> _WRITTEN INSTRUCTION_:
List every row below that contains the string "element", copying each row in full.

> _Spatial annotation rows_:
((
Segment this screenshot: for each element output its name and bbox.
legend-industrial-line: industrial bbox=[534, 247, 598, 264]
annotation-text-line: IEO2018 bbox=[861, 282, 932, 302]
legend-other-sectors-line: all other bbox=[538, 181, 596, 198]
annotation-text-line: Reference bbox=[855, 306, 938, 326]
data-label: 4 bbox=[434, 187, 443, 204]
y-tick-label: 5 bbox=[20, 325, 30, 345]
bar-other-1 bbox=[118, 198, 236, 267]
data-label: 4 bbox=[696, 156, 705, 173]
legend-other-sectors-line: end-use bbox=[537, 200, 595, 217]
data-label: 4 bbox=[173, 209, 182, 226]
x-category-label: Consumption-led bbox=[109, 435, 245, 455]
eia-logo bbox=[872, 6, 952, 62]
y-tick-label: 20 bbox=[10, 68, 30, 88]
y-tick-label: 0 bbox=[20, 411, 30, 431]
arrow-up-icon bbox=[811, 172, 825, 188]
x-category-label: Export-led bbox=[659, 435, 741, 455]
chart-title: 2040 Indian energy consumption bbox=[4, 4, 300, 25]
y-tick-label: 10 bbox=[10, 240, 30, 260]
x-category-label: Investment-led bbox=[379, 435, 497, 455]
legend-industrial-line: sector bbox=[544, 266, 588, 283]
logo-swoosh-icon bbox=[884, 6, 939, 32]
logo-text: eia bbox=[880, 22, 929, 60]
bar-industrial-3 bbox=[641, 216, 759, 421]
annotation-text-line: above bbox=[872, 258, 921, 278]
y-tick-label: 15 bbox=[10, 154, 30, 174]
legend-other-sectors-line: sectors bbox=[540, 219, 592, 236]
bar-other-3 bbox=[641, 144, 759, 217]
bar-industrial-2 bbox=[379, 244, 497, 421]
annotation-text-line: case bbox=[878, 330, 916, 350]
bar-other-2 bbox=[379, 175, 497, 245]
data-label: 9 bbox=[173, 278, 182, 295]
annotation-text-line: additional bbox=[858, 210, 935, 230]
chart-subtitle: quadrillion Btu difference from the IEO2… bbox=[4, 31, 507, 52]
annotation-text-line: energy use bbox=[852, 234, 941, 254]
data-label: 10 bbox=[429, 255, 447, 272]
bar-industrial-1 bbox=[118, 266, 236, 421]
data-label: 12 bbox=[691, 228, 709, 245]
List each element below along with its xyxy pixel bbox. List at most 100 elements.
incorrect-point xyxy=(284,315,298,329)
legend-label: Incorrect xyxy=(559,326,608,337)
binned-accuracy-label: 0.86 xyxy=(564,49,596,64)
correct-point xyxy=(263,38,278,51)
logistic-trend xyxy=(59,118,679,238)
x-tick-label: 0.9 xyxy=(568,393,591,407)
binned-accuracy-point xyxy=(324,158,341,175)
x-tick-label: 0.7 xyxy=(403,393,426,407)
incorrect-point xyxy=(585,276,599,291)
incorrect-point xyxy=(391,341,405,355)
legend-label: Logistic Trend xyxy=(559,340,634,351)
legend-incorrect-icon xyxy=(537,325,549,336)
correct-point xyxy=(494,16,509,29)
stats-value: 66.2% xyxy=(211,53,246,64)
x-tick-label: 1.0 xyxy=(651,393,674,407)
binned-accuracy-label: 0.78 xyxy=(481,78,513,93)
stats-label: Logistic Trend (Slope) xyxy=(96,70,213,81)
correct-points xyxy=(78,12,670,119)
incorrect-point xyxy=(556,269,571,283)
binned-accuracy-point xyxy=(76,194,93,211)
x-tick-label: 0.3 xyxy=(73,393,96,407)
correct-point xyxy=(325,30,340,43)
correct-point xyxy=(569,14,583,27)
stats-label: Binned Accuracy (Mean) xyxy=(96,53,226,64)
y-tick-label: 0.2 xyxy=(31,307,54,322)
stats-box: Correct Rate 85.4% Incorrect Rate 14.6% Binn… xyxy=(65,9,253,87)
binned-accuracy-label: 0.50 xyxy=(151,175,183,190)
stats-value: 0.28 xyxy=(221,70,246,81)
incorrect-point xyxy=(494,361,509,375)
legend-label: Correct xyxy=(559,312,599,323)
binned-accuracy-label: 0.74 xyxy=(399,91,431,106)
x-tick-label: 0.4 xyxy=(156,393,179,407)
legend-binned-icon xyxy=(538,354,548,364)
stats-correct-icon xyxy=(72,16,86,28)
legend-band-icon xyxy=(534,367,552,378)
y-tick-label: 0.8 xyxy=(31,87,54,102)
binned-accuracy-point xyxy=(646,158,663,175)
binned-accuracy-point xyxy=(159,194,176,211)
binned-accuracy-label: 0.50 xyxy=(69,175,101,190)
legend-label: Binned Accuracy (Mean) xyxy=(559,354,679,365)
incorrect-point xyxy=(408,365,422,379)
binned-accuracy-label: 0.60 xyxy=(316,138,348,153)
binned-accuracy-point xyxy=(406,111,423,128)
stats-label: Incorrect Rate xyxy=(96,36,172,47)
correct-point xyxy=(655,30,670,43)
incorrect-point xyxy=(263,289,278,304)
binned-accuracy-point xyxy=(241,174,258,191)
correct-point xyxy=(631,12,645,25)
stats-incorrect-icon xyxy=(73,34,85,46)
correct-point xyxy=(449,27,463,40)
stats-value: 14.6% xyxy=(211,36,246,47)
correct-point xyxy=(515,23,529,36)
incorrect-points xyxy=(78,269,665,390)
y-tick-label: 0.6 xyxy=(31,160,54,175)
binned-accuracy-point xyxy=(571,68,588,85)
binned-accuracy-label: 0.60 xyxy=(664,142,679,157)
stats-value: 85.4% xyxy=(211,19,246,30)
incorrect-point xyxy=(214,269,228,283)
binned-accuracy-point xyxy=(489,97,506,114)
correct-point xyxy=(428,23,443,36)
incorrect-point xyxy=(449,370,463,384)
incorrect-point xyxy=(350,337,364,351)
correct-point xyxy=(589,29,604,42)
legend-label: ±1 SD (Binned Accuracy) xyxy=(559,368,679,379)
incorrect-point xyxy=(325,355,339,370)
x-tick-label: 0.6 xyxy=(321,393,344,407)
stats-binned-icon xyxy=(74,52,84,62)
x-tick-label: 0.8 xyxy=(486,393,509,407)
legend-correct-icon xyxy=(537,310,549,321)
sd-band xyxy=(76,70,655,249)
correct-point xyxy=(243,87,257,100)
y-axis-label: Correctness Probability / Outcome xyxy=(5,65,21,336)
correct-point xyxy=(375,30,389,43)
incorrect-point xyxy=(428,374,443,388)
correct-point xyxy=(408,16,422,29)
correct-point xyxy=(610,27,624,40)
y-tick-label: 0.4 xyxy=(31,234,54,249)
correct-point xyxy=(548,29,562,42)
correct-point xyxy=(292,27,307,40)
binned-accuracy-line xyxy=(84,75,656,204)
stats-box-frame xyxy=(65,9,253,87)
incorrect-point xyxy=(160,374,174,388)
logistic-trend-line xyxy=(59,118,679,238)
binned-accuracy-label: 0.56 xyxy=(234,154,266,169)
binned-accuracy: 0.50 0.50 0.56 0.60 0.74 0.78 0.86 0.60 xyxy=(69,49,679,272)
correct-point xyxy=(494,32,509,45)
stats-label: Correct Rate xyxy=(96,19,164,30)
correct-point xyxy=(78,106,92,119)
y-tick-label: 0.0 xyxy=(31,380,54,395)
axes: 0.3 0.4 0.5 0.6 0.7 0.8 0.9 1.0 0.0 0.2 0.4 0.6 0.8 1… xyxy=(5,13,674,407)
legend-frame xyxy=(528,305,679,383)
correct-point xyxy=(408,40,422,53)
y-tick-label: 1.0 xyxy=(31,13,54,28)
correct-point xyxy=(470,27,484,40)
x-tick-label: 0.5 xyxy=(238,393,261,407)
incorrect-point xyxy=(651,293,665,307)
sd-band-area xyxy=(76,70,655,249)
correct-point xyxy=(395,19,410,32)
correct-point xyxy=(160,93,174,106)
))
> _THE REPLY_:
Segment this screenshot: for each element output its name and bbox.
List each element below along with its xyxy pixel bbox. List at most 100 elements.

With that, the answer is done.